Records to use:
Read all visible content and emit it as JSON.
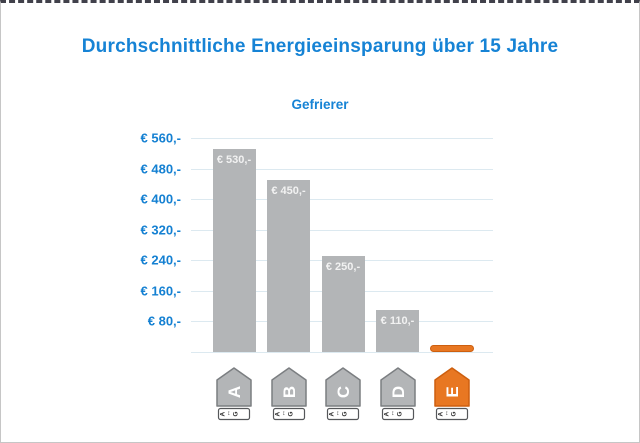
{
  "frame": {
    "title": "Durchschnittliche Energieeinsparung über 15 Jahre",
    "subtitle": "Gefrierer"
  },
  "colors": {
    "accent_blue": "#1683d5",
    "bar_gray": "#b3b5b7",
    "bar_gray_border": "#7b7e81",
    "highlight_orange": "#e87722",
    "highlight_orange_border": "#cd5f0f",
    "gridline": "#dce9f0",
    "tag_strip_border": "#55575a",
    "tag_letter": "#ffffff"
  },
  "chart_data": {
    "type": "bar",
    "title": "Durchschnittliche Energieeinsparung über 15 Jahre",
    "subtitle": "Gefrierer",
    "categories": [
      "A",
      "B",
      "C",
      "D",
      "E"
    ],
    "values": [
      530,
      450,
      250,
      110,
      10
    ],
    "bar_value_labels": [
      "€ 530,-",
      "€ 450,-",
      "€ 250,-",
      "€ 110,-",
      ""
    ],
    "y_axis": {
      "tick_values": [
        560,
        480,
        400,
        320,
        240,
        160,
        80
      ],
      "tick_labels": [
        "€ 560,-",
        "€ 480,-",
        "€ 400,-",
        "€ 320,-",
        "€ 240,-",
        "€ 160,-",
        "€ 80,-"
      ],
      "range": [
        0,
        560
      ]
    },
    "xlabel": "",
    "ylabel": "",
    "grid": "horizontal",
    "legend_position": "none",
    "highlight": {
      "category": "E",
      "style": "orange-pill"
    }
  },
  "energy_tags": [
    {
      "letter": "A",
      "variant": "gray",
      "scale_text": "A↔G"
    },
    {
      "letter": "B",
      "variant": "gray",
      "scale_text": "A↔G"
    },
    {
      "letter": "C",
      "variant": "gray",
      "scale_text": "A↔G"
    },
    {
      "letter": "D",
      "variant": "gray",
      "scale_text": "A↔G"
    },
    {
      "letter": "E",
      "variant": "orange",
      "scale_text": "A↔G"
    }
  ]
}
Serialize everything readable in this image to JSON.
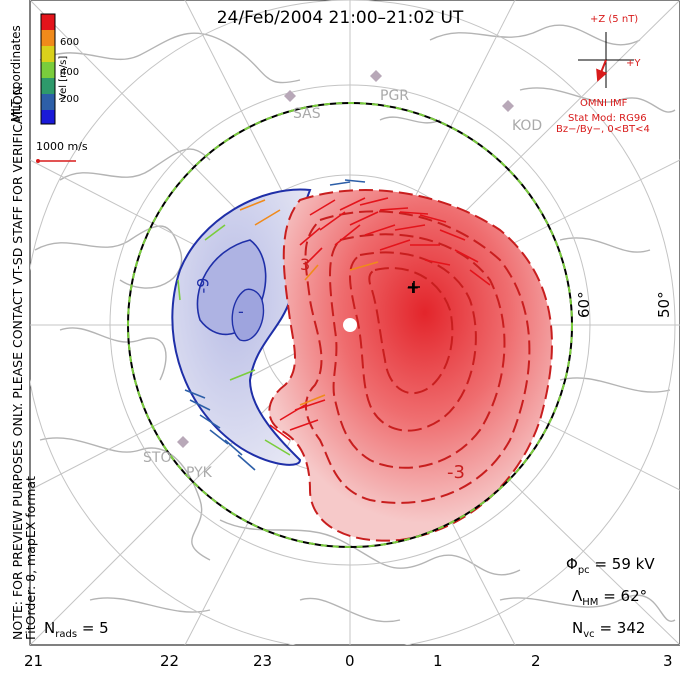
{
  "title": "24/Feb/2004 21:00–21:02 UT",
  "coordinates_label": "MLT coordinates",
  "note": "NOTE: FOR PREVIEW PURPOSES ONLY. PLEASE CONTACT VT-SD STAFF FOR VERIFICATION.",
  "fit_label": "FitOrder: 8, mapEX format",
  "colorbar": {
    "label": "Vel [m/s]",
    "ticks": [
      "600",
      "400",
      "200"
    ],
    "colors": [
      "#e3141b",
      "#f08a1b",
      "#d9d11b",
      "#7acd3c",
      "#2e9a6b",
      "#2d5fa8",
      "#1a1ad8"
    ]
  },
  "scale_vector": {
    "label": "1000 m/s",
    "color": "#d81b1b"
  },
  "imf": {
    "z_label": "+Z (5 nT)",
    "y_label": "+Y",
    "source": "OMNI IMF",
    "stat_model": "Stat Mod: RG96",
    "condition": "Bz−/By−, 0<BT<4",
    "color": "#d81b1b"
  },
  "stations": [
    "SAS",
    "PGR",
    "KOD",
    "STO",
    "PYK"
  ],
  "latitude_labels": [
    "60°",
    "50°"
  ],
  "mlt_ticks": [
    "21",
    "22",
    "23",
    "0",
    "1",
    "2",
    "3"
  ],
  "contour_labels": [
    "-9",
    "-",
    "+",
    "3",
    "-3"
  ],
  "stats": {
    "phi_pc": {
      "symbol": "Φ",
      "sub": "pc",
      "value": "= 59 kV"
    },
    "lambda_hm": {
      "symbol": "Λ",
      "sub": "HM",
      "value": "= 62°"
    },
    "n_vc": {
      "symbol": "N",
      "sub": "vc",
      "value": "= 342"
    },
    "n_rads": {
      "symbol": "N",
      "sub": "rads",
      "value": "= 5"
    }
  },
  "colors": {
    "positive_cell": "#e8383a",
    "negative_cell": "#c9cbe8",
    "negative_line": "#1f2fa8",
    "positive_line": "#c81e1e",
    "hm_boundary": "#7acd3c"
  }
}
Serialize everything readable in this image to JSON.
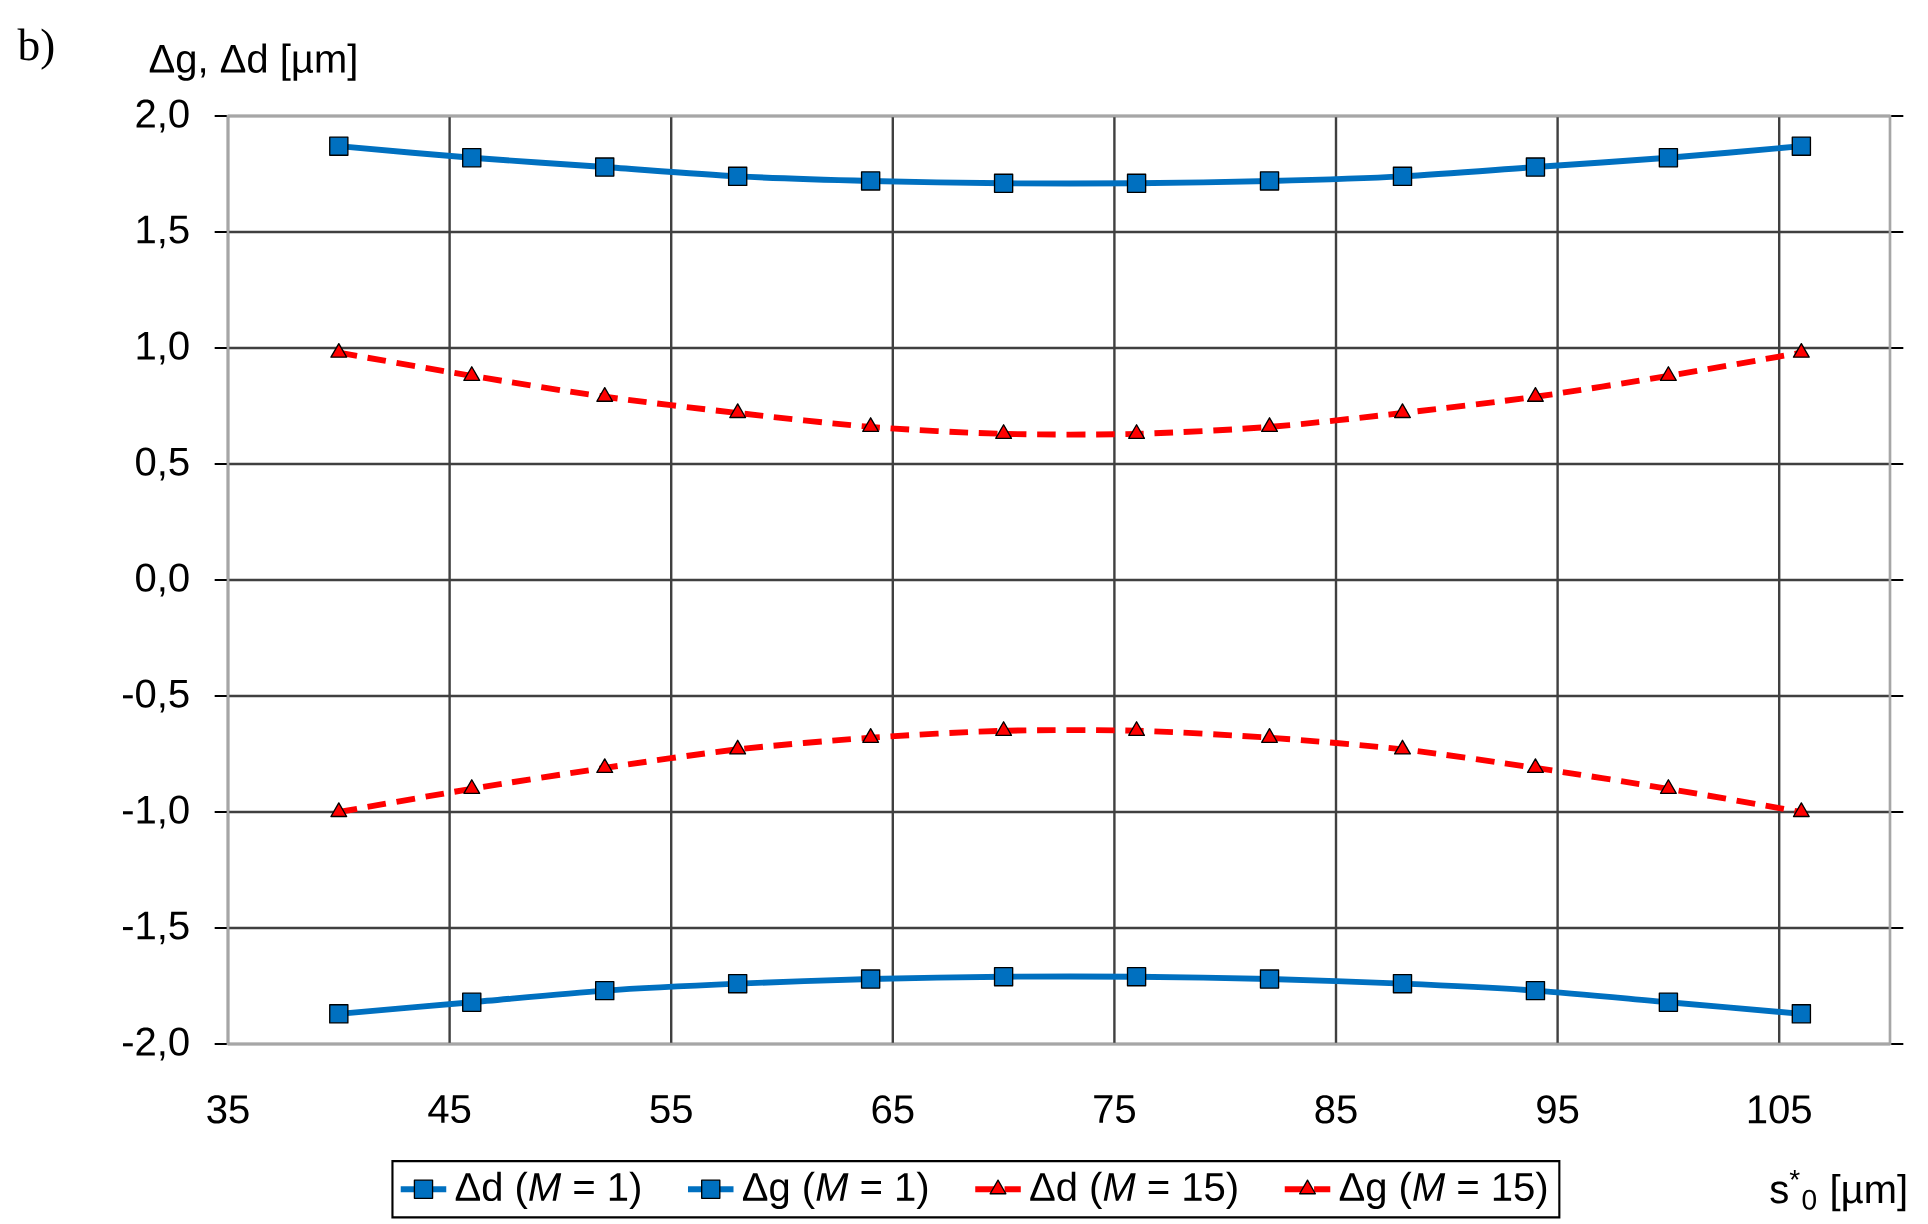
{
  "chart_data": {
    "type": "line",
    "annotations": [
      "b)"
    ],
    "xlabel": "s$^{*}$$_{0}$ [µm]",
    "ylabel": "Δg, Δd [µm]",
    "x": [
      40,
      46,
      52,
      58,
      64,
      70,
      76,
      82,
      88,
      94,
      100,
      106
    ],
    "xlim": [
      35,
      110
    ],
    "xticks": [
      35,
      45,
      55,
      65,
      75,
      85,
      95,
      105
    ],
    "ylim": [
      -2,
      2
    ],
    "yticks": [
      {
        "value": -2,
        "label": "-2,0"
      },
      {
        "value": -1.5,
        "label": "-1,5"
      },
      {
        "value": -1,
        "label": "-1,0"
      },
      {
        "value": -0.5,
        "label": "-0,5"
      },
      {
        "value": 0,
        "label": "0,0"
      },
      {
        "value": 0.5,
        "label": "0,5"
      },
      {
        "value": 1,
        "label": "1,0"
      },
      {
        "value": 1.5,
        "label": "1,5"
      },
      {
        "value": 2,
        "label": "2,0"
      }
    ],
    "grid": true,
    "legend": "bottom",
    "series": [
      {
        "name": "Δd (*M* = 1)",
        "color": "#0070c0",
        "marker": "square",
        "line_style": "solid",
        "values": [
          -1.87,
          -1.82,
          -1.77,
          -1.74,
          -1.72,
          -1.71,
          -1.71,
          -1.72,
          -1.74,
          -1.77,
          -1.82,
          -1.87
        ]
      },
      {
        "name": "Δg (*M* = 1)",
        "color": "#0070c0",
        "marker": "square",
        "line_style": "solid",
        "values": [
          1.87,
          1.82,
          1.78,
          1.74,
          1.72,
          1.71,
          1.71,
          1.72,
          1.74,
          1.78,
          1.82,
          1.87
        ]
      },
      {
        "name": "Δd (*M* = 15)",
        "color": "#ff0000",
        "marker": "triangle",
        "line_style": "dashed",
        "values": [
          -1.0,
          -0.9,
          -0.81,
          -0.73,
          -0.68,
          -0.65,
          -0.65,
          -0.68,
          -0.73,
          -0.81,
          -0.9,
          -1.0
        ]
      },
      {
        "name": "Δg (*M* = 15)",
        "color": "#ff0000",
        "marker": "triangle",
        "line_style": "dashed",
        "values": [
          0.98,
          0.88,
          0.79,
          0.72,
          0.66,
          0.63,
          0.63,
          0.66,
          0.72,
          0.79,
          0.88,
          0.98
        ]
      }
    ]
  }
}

What you will do: Except for the pictures, copy every line of the records above exactly.

Final result:
Read all visible content and emit it as JSON.
{
  "frame": {
    "title": "Durchschnittliche Energieeinsparung über 15 Jahre",
    "subtitle": "Gefrierer"
  },
  "colors": {
    "accent_blue": "#1683d5",
    "bar_gray": "#b3b5b7",
    "bar_gray_border": "#7b7e81",
    "highlight_orange": "#e87722",
    "highlight_orange_border": "#cd5f0f",
    "gridline": "#dce9f0",
    "tag_strip_border": "#55575a",
    "tag_letter": "#ffffff"
  },
  "chart_data": {
    "type": "bar",
    "title": "Durchschnittliche Energieeinsparung über 15 Jahre",
    "subtitle": "Gefrierer",
    "categories": [
      "A",
      "B",
      "C",
      "D",
      "E"
    ],
    "values": [
      530,
      450,
      250,
      110,
      10
    ],
    "bar_value_labels": [
      "€ 530,-",
      "€ 450,-",
      "€ 250,-",
      "€ 110,-",
      ""
    ],
    "y_axis": {
      "tick_values": [
        560,
        480,
        400,
        320,
        240,
        160,
        80
      ],
      "tick_labels": [
        "€ 560,-",
        "€ 480,-",
        "€ 400,-",
        "€ 320,-",
        "€ 240,-",
        "€ 160,-",
        "€ 80,-"
      ],
      "range": [
        0,
        560
      ]
    },
    "xlabel": "",
    "ylabel": "",
    "grid": "horizontal",
    "legend_position": "none",
    "highlight": {
      "category": "E",
      "style": "orange-pill"
    }
  },
  "energy_tags": [
    {
      "letter": "A",
      "variant": "gray",
      "scale_text": "A↔G"
    },
    {
      "letter": "B",
      "variant": "gray",
      "scale_text": "A↔G"
    },
    {
      "letter": "C",
      "variant": "gray",
      "scale_text": "A↔G"
    },
    {
      "letter": "D",
      "variant": "gray",
      "scale_text": "A↔G"
    },
    {
      "letter": "E",
      "variant": "orange",
      "scale_text": "A↔G"
    }
  ]
}
Serialize everything readable in this image to JSON.
{
  "title": "24/Feb/2004 21:00–21:02 UT",
  "coordinates_label": "MLT coordinates",
  "note": "NOTE: FOR PREVIEW PURPOSES ONLY. PLEASE CONTACT VT-SD STAFF FOR VERIFICATION.",
  "fit_label": "FitOrder: 8, mapEX format",
  "colorbar": {
    "label": "Vel [m/s]",
    "ticks": [
      "600",
      "400",
      "200"
    ],
    "colors": [
      "#e3141b",
      "#f08a1b",
      "#d9d11b",
      "#7acd3c",
      "#2e9a6b",
      "#2d5fa8",
      "#1a1ad8"
    ]
  },
  "scale_vector": {
    "label": "1000 m/s",
    "color": "#d81b1b"
  },
  "imf": {
    "z_label": "+Z (5 nT)",
    "y_label": "+Y",
    "source": "OMNI IMF",
    "stat_model": "Stat Mod: RG96",
    "condition": "Bz−/By−, 0<BT<4",
    "color": "#d81b1b"
  },
  "stations": [
    "SAS",
    "PGR",
    "KOD",
    "STO",
    "PYK"
  ],
  "latitude_labels": [
    "60°",
    "50°"
  ],
  "mlt_ticks": [
    "21",
    "22",
    "23",
    "0",
    "1",
    "2",
    "3"
  ],
  "contour_labels": [
    "-9",
    "-",
    "+",
    "3",
    "-3"
  ],
  "stats": {
    "phi_pc": {
      "symbol": "Φ",
      "sub": "pc",
      "value": "= 59 kV"
    },
    "lambda_hm": {
      "symbol": "Λ",
      "sub": "HM",
      "value": "= 62°"
    },
    "n_vc": {
      "symbol": "N",
      "sub": "vc",
      "value": "= 342"
    },
    "n_rads": {
      "symbol": "N",
      "sub": "rads",
      "value": "= 5"
    }
  },
  "colors": {
    "positive_cell": "#e8383a",
    "negative_cell": "#c9cbe8",
    "negative_line": "#1f2fa8",
    "positive_line": "#c81e1e",
    "hm_boundary": "#7acd3c"
  }
}
Serialize everything readable in this image to JSON.
{
  "chart_data": {
    "type": "line",
    "annotations": [
      "b)"
    ],
    "xlabel": "s$^{*}$$_{0}$ [µm]",
    "ylabel": "Δg, Δd [µm]",
    "x": [
      40,
      46,
      52,
      58,
      64,
      70,
      76,
      82,
      88,
      94,
      100,
      106
    ],
    "xlim": [
      35,
      110
    ],
    "xticks": [
      35,
      45,
      55,
      65,
      75,
      85,
      95,
      105
    ],
    "ylim": [
      -2,
      2
    ],
    "yticks": [
      {
        "value": -2,
        "label": "-2,0"
      },
      {
        "value": -1.5,
        "label": "-1,5"
      },
      {
        "value": -1,
        "label": "-1,0"
      },
      {
        "value": -0.5,
        "label": "-0,5"
      },
      {
        "value": 0,
        "label": "0,0"
      },
      {
        "value": 0.5,
        "label": "0,5"
      },
      {
        "value": 1,
        "label": "1,0"
      },
      {
        "value": 1.5,
        "label": "1,5"
      },
      {
        "value": 2,
        "label": "2,0"
      }
    ],
    "grid": true,
    "legend": "bottom",
    "series": [
      {
        "name": "Δd (*M* = 1)",
        "color": "#0070c0",
        "marker": "square",
        "line_style": "solid",
        "values": [
          -1.87,
          -1.82,
          -1.77,
          -1.74,
          -1.72,
          -1.71,
          -1.71,
          -1.72,
          -1.74,
          -1.77,
          -1.82,
          -1.87
        ]
      },
      {
        "name": "Δg (*M* = 1)",
        "color": "#0070c0",
        "marker": "square",
        "line_style": "solid",
        "values": [
          1.87,
          1.82,
          1.78,
          1.74,
          1.72,
          1.71,
          1.71,
          1.72,
          1.74,
          1.78,
          1.82,
          1.87
        ]
      },
      {
        "name": "Δd (*M* = 15)",
        "color": "#ff0000",
        "marker": "triangle",
        "line_style": "dashed",
        "values": [
          -1.0,
          -0.9,
          -0.81,
          -0.73,
          -0.68,
          -0.65,
          -0.65,
          -0.68,
          -0.73,
          -0.81,
          -0.9,
          -1.0
        ]
      },
      {
        "name": "Δg (*M* = 15)",
        "color": "#ff0000",
        "marker": "triangle",
        "line_style": "dashed",
        "values": [
          0.98,
          0.88,
          0.79,
          0.72,
          0.66,
          0.63,
          0.63,
          0.66,
          0.72,
          0.79,
          0.88,
          0.98
        ]
      }
    ]
  }
}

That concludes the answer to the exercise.